> [Direction] Extract all lines from the data beneath that include the word "WĄSIK".
>> Begin Rows
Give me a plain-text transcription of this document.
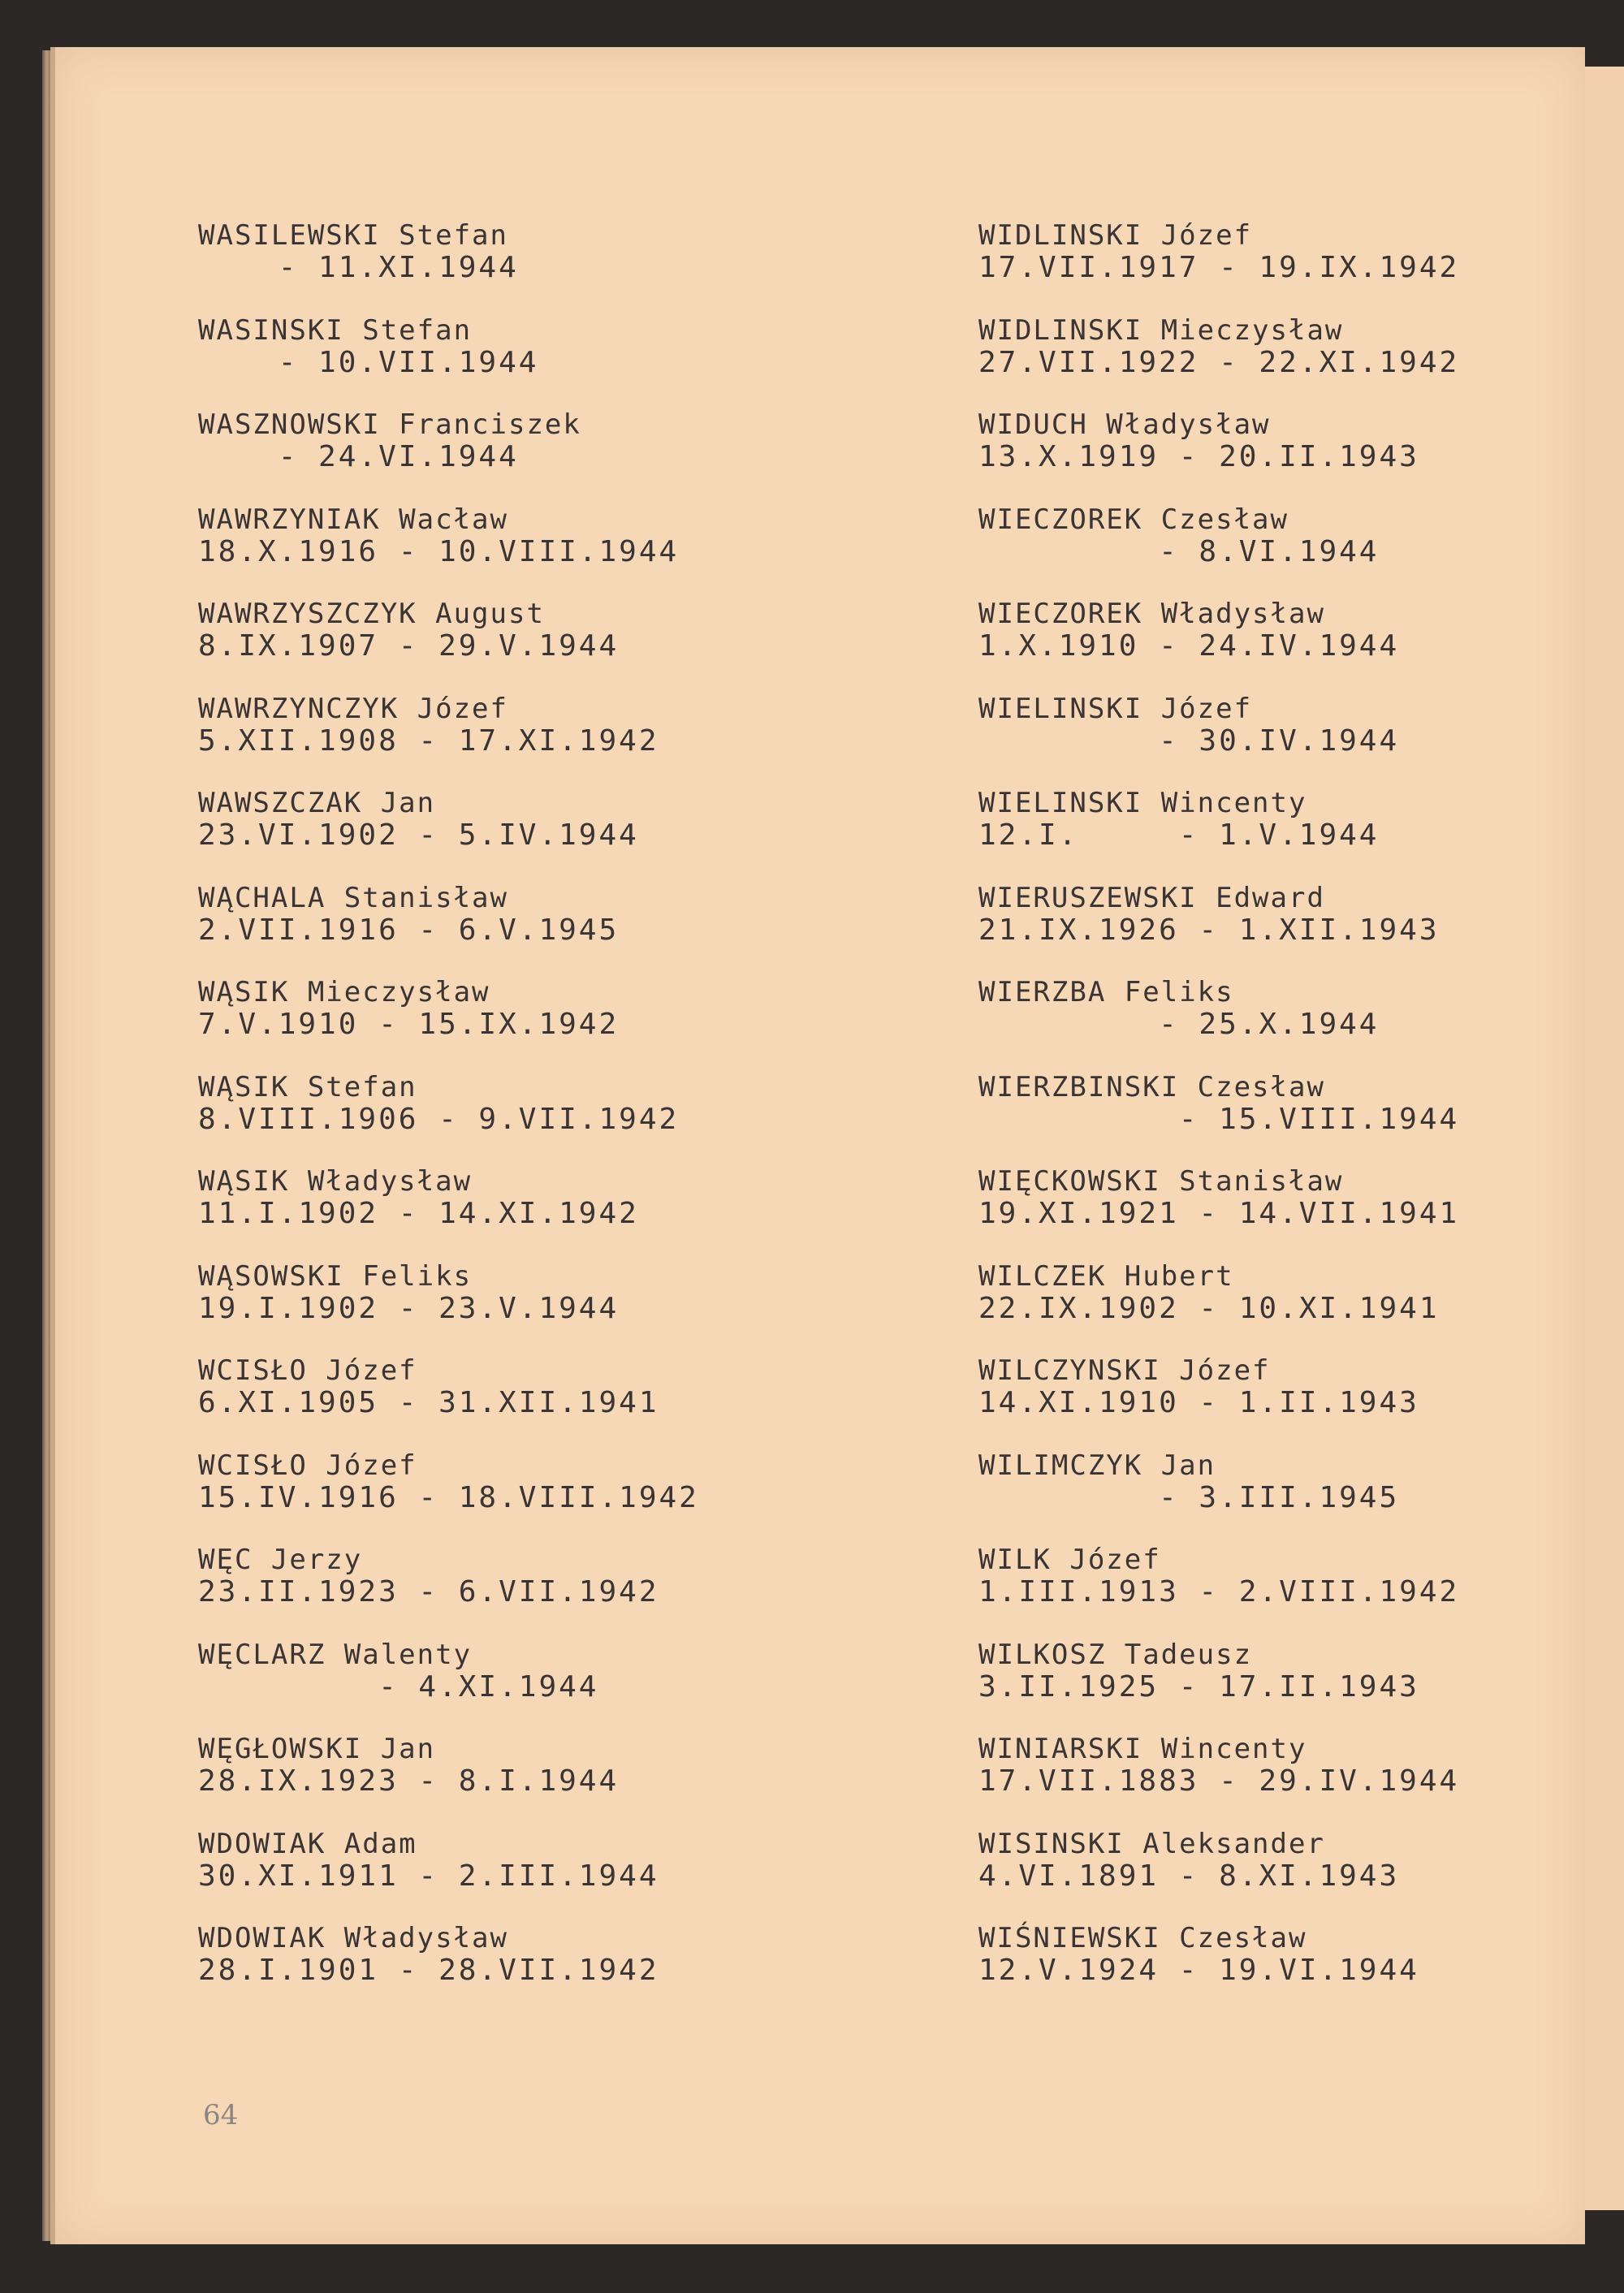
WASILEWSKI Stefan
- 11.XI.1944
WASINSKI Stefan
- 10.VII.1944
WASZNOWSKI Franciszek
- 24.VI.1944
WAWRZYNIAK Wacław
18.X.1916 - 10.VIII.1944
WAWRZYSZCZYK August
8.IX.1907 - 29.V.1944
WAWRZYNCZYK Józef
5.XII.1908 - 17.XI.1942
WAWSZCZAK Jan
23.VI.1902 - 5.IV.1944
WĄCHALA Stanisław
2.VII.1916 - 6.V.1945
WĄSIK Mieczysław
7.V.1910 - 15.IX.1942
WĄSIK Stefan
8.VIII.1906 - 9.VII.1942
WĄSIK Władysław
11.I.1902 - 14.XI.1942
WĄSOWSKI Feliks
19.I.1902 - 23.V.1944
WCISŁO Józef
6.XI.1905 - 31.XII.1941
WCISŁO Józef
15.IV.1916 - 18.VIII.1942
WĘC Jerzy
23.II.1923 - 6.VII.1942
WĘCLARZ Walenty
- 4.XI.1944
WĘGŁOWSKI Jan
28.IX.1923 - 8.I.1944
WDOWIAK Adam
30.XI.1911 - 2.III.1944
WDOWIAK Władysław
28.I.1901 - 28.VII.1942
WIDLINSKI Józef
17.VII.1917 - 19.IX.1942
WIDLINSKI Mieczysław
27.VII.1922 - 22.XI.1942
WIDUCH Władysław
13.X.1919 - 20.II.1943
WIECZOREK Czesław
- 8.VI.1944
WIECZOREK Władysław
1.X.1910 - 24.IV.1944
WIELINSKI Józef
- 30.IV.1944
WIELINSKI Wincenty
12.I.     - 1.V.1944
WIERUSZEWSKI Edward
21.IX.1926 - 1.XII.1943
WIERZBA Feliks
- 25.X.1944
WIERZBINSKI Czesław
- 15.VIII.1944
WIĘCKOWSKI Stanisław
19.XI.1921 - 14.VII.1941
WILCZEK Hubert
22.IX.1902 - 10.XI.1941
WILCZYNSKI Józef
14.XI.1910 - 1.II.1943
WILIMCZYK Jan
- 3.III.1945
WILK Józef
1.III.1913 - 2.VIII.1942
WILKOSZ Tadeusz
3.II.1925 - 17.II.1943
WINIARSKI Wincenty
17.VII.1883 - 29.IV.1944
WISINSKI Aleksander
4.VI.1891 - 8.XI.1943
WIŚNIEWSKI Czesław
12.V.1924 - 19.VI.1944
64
>> End Rows
>> Begin Rows
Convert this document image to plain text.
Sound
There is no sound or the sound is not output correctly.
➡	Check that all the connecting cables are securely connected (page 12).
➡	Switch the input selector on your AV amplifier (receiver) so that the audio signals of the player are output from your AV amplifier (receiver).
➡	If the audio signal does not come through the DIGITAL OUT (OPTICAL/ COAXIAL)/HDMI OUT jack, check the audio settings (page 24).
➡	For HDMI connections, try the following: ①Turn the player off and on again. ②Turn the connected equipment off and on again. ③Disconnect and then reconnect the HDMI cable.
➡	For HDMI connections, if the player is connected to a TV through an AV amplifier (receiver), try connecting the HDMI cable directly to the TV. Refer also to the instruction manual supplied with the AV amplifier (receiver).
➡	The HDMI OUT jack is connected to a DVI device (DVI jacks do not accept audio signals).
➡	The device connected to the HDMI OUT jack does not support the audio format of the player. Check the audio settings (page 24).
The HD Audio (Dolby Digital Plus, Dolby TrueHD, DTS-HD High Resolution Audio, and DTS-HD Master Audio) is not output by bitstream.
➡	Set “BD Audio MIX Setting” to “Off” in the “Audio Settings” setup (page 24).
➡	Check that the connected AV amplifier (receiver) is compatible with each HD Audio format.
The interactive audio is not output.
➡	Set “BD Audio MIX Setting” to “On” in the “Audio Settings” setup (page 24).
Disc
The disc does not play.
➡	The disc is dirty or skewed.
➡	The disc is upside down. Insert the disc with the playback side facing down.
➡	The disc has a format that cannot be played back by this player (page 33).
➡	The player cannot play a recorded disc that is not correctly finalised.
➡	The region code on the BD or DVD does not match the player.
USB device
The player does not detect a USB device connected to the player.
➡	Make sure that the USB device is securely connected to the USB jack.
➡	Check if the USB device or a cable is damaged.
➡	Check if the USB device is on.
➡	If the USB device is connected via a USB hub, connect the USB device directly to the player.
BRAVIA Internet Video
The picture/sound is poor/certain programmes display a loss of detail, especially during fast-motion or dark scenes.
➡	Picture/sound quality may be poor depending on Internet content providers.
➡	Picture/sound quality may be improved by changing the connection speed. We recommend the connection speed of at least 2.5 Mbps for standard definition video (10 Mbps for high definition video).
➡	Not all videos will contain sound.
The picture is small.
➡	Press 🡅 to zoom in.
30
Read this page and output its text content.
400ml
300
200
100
>> End Rows
>> Begin Rows
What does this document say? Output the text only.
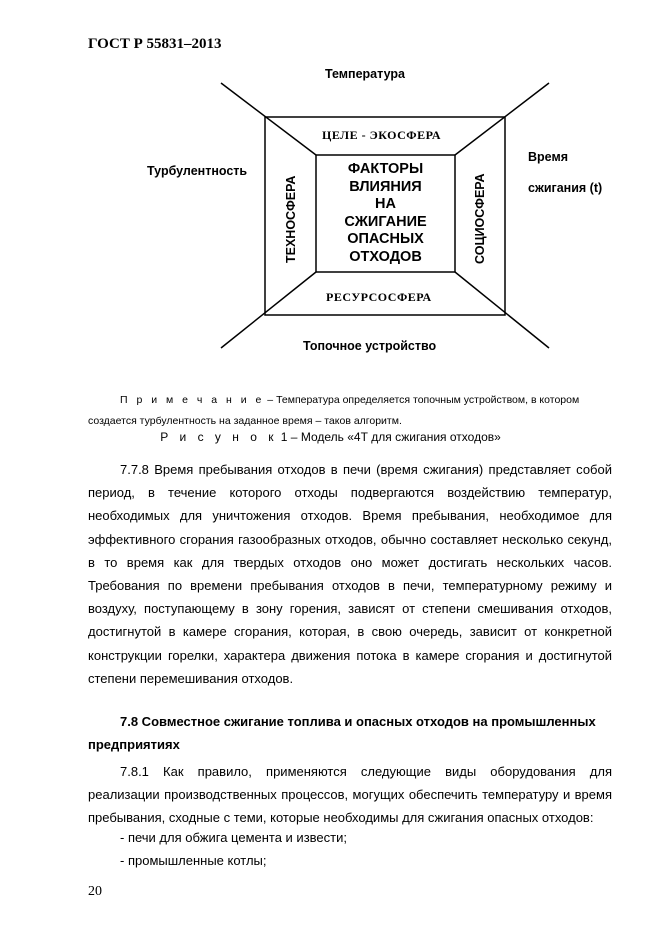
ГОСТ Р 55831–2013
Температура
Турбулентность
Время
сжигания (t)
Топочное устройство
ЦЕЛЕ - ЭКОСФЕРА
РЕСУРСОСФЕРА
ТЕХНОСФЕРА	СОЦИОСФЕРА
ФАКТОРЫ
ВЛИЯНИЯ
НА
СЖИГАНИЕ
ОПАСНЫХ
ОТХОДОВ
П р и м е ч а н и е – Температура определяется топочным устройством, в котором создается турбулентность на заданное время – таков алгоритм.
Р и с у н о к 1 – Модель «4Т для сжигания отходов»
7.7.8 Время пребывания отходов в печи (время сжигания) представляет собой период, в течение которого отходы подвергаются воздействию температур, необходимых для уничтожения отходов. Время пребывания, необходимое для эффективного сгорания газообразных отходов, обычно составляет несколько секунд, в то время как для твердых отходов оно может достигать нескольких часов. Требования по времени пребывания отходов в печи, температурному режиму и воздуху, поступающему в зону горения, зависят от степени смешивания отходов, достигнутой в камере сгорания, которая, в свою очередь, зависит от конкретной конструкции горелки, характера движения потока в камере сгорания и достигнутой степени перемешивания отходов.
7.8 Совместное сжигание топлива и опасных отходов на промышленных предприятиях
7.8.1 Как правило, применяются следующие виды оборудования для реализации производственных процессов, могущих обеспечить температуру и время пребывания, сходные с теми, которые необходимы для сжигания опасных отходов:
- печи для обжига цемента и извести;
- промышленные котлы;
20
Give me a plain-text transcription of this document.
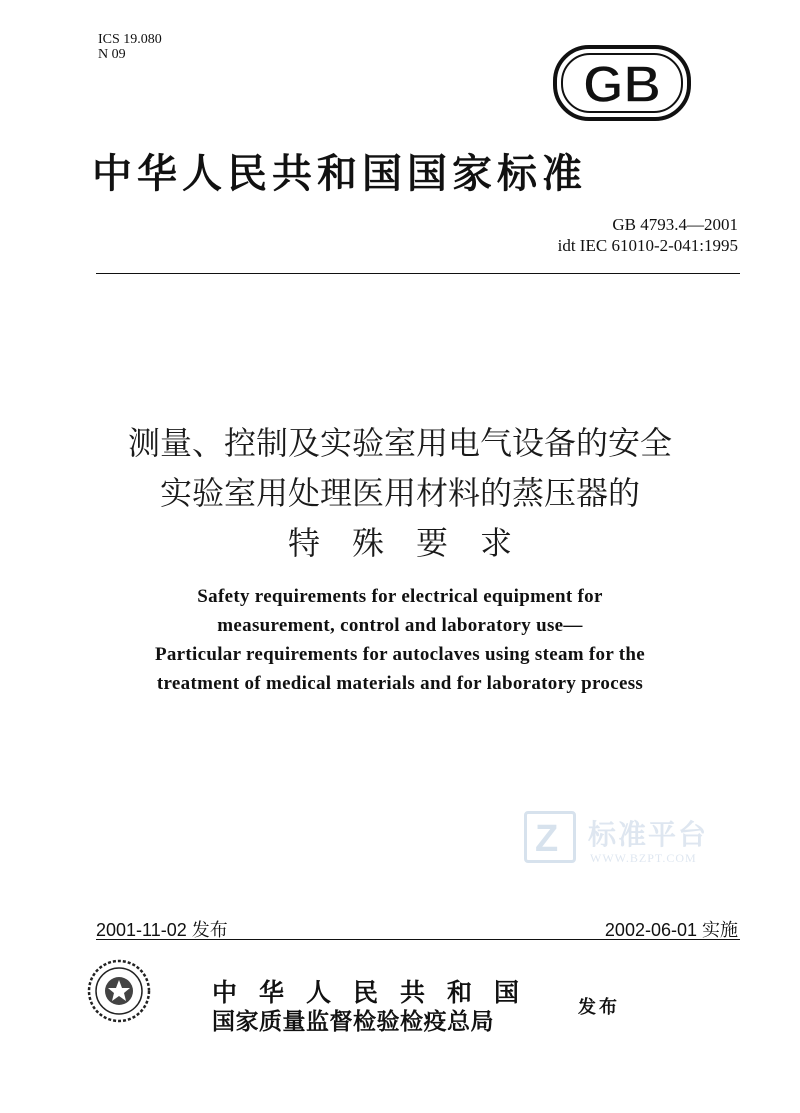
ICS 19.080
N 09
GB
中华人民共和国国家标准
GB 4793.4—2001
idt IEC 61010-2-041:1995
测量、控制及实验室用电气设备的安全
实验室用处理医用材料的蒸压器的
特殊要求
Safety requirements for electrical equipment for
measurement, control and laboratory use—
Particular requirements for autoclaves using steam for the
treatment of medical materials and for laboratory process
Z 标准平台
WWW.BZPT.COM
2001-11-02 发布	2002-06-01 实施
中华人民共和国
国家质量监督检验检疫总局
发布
>> End Rows
> [Complete output]
WĄSIK Mieczysław
WĄSIK Stefan
WĄSIK Władysław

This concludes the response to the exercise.